— BEGIN Excerpted data —

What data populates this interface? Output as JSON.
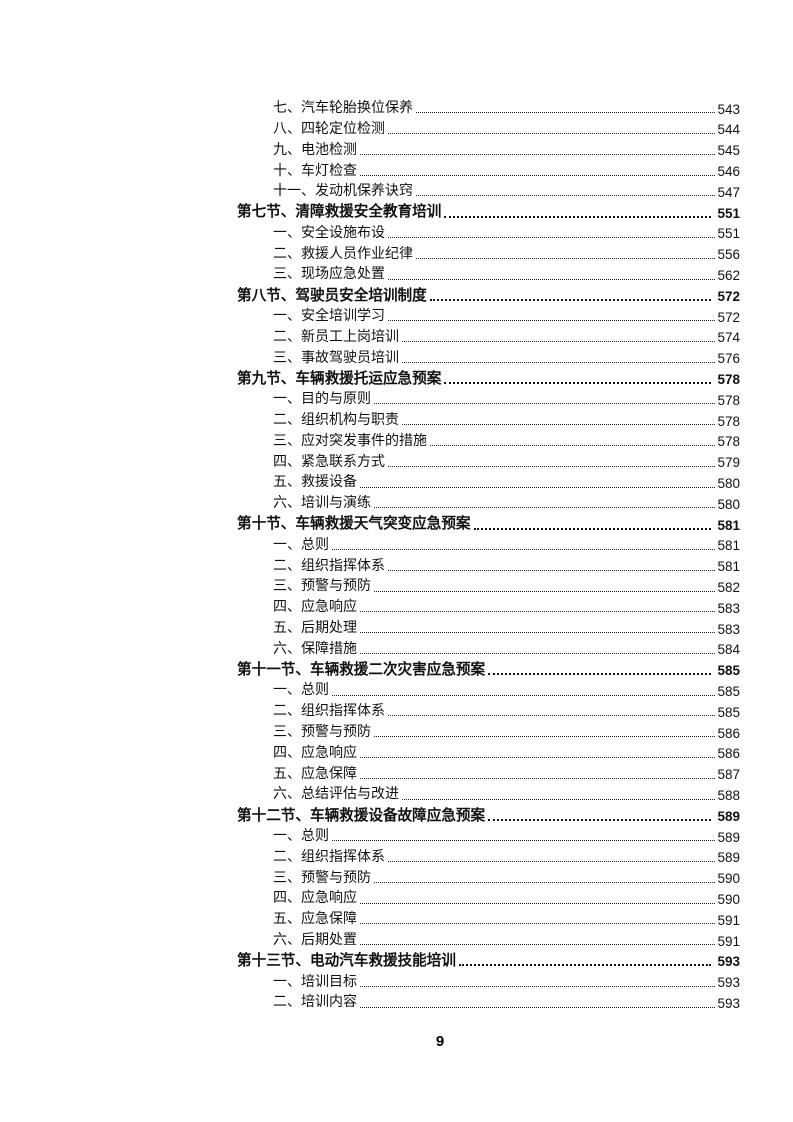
{
  "document": {
    "kind": "table-of-contents-page",
    "text_color": "#111111",
    "background_color": "#ffffff"
  },
  "footer": {
    "page_number": "9"
  },
  "toc": {
    "entries": [
      {
        "level": 2,
        "bold": false,
        "title": "七、汽车轮胎换位保养",
        "page": "543"
      },
      {
        "level": 2,
        "bold": false,
        "title": "八、四轮定位检测",
        "page": "544"
      },
      {
        "level": 2,
        "bold": false,
        "title": "九、电池检测",
        "page": "545"
      },
      {
        "level": 2,
        "bold": false,
        "title": "十、车灯检查",
        "page": "546"
      },
      {
        "level": 2,
        "bold": false,
        "title": "十一、发动机保养诀窍",
        "page": "547"
      },
      {
        "level": 1,
        "bold": true,
        "title": "第七节、清障救援安全教育培训",
        "page": "551"
      },
      {
        "level": 2,
        "bold": false,
        "title": "一、安全设施布设",
        "page": "551"
      },
      {
        "level": 2,
        "bold": false,
        "title": "二、救援人员作业纪律",
        "page": "556"
      },
      {
        "level": 2,
        "bold": false,
        "title": "三、现场应急处置",
        "page": "562"
      },
      {
        "level": 1,
        "bold": true,
        "title": "第八节、驾驶员安全培训制度",
        "page": "572"
      },
      {
        "level": 2,
        "bold": false,
        "title": "一、安全培训学习",
        "page": "572"
      },
      {
        "level": 2,
        "bold": false,
        "title": "二、新员工上岗培训",
        "page": "574"
      },
      {
        "level": 2,
        "bold": false,
        "title": "三、事故驾驶员培训",
        "page": "576"
      },
      {
        "level": 1,
        "bold": true,
        "title": "第九节、车辆救援托运应急预案",
        "page": "578"
      },
      {
        "level": 2,
        "bold": false,
        "title": "一、目的与原则",
        "page": "578"
      },
      {
        "level": 2,
        "bold": false,
        "title": "二、组织机构与职责",
        "page": "578"
      },
      {
        "level": 2,
        "bold": false,
        "title": "三、应对突发事件的措施",
        "page": "578"
      },
      {
        "level": 2,
        "bold": false,
        "title": "四、紧急联系方式",
        "page": "579"
      },
      {
        "level": 2,
        "bold": false,
        "title": "五、救援设备",
        "page": "580"
      },
      {
        "level": 2,
        "bold": false,
        "title": "六、培训与演练",
        "page": "580"
      },
      {
        "level": 1,
        "bold": true,
        "title": "第十节、车辆救援天气突变应急预案",
        "page": "581"
      },
      {
        "level": 2,
        "bold": false,
        "title": "一、总则",
        "page": "581"
      },
      {
        "level": 2,
        "bold": false,
        "title": "二、组织指挥体系",
        "page": "581"
      },
      {
        "level": 2,
        "bold": false,
        "title": "三、预警与预防",
        "page": "582"
      },
      {
        "level": 2,
        "bold": false,
        "title": "四、应急响应",
        "page": "583"
      },
      {
        "level": 2,
        "bold": false,
        "title": "五、后期处理",
        "page": "583"
      },
      {
        "level": 2,
        "bold": false,
        "title": "六、保障措施",
        "page": "584"
      },
      {
        "level": 1,
        "bold": true,
        "title": "第十一节、车辆救援二次灾害应急预案",
        "page": "585"
      },
      {
        "level": 2,
        "bold": false,
        "title": "一、总则",
        "page": "585"
      },
      {
        "level": 2,
        "bold": false,
        "title": "二、组织指挥体系",
        "page": "585"
      },
      {
        "level": 2,
        "bold": false,
        "title": "三、预警与预防",
        "page": "586"
      },
      {
        "level": 2,
        "bold": false,
        "title": "四、应急响应",
        "page": "586"
      },
      {
        "level": 2,
        "bold": false,
        "title": "五、应急保障",
        "page": "587"
      },
      {
        "level": 2,
        "bold": false,
        "title": "六、总结评估与改进",
        "page": "588"
      },
      {
        "level": 1,
        "bold": true,
        "title": "第十二节、车辆救援设备故障应急预案",
        "page": "589"
      },
      {
        "level": 2,
        "bold": false,
        "title": "一、总则",
        "page": "589"
      },
      {
        "level": 2,
        "bold": false,
        "title": "二、组织指挥体系",
        "page": "589"
      },
      {
        "level": 2,
        "bold": false,
        "title": "三、预警与预防",
        "page": "590"
      },
      {
        "level": 2,
        "bold": false,
        "title": "四、应急响应",
        "page": "590"
      },
      {
        "level": 2,
        "bold": false,
        "title": "五、应急保障",
        "page": "591"
      },
      {
        "level": 2,
        "bold": false,
        "title": "六、后期处置",
        "page": "591"
      },
      {
        "level": 1,
        "bold": true,
        "title": "第十三节、电动汽车救援技能培训",
        "page": "593"
      },
      {
        "level": 2,
        "bold": false,
        "title": "一、培训目标",
        "page": "593"
      },
      {
        "level": 2,
        "bold": false,
        "title": "二、培训内容",
        "page": "593"
      }
    ]
  }
}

— END Excerpted data —

Stated goal :: Leave out the pictures and output every record above precisely as given.

Written reply ::
What data populates this interface? Output as JSON.
{
  "document": {
    "kind": "table-of-contents-page",
    "text_color": "#111111",
    "background_color": "#ffffff"
  },
  "footer": {
    "page_number": "9"
  },
  "toc": {
    "entries": [
      {
        "level": 2,
        "bold": false,
        "title": "七、汽车轮胎换位保养",
        "page": "543"
      },
      {
        "level": 2,
        "bold": false,
        "title": "八、四轮定位检测",
        "page": "544"
      },
      {
        "level": 2,
        "bold": false,
        "title": "九、电池检测",
        "page": "545"
      },
      {
        "level": 2,
        "bold": false,
        "title": "十、车灯检查",
        "page": "546"
      },
      {
        "level": 2,
        "bold": false,
        "title": "十一、发动机保养诀窍",
        "page": "547"
      },
      {
        "level": 1,
        "bold": true,
        "title": "第七节、清障救援安全教育培训",
        "page": "551"
      },
      {
        "level": 2,
        "bold": false,
        "title": "一、安全设施布设",
        "page": "551"
      },
      {
        "level": 2,
        "bold": false,
        "title": "二、救援人员作业纪律",
        "page": "556"
      },
      {
        "level": 2,
        "bold": false,
        "title": "三、现场应急处置",
        "page": "562"
      },
      {
        "level": 1,
        "bold": true,
        "title": "第八节、驾驶员安全培训制度",
        "page": "572"
      },
      {
        "level": 2,
        "bold": false,
        "title": "一、安全培训学习",
        "page": "572"
      },
      {
        "level": 2,
        "bold": false,
        "title": "二、新员工上岗培训",
        "page": "574"
      },
      {
        "level": 2,
        "bold": false,
        "title": "三、事故驾驶员培训",
        "page": "576"
      },
      {
        "level": 1,
        "bold": true,
        "title": "第九节、车辆救援托运应急预案",
        "page": "578"
      },
      {
        "level": 2,
        "bold": false,
        "title": "一、目的与原则",
        "page": "578"
      },
      {
        "level": 2,
        "bold": false,
        "title": "二、组织机构与职责",
        "page": "578"
      },
      {
        "level": 2,
        "bold": false,
        "title": "三、应对突发事件的措施",
        "page": "578"
      },
      {
        "level": 2,
        "bold": false,
        "title": "四、紧急联系方式",
        "page": "579"
      },
      {
        "level": 2,
        "bold": false,
        "title": "五、救援设备",
        "page": "580"
      },
      {
        "level": 2,
        "bold": false,
        "title": "六、培训与演练",
        "page": "580"
      },
      {
        "level": 1,
        "bold": true,
        "title": "第十节、车辆救援天气突变应急预案",
        "page": "581"
      },
      {
        "level": 2,
        "bold": false,
        "title": "一、总则",
        "page": "581"
      },
      {
        "level": 2,
        "bold": false,
        "title": "二、组织指挥体系",
        "page": "581"
      },
      {
        "level": 2,
        "bold": false,
        "title": "三、预警与预防",
        "page": "582"
      },
      {
        "level": 2,
        "bold": false,
        "title": "四、应急响应",
        "page": "583"
      },
      {
        "level": 2,
        "bold": false,
        "title": "五、后期处理",
        "page": "583"
      },
      {
        "level": 2,
        "bold": false,
        "title": "六、保障措施",
        "page": "584"
      },
      {
        "level": 1,
        "bold": true,
        "title": "第十一节、车辆救援二次灾害应急预案",
        "page": "585"
      },
      {
        "level": 2,
        "bold": false,
        "title": "一、总则",
        "page": "585"
      },
      {
        "level": 2,
        "bold": false,
        "title": "二、组织指挥体系",
        "page": "585"
      },
      {
        "level": 2,
        "bold": false,
        "title": "三、预警与预防",
        "page": "586"
      },
      {
        "level": 2,
        "bold": false,
        "title": "四、应急响应",
        "page": "586"
      },
      {
        "level": 2,
        "bold": false,
        "title": "五、应急保障",
        "page": "587"
      },
      {
        "level": 2,
        "bold": false,
        "title": "六、总结评估与改进",
        "page": "588"
      },
      {
        "level": 1,
        "bold": true,
        "title": "第十二节、车辆救援设备故障应急预案",
        "page": "589"
      },
      {
        "level": 2,
        "bold": false,
        "title": "一、总则",
        "page": "589"
      },
      {
        "level": 2,
        "bold": false,
        "title": "二、组织指挥体系",
        "page": "589"
      },
      {
        "level": 2,
        "bold": false,
        "title": "三、预警与预防",
        "page": "590"
      },
      {
        "level": 2,
        "bold": false,
        "title": "四、应急响应",
        "page": "590"
      },
      {
        "level": 2,
        "bold": false,
        "title": "五、应急保障",
        "page": "591"
      },
      {
        "level": 2,
        "bold": false,
        "title": "六、后期处置",
        "page": "591"
      },
      {
        "level": 1,
        "bold": true,
        "title": "第十三节、电动汽车救援技能培训",
        "page": "593"
      },
      {
        "level": 2,
        "bold": false,
        "title": "一、培训目标",
        "page": "593"
      },
      {
        "level": 2,
        "bold": false,
        "title": "二、培训内容",
        "page": "593"
      }
    ]
  }
}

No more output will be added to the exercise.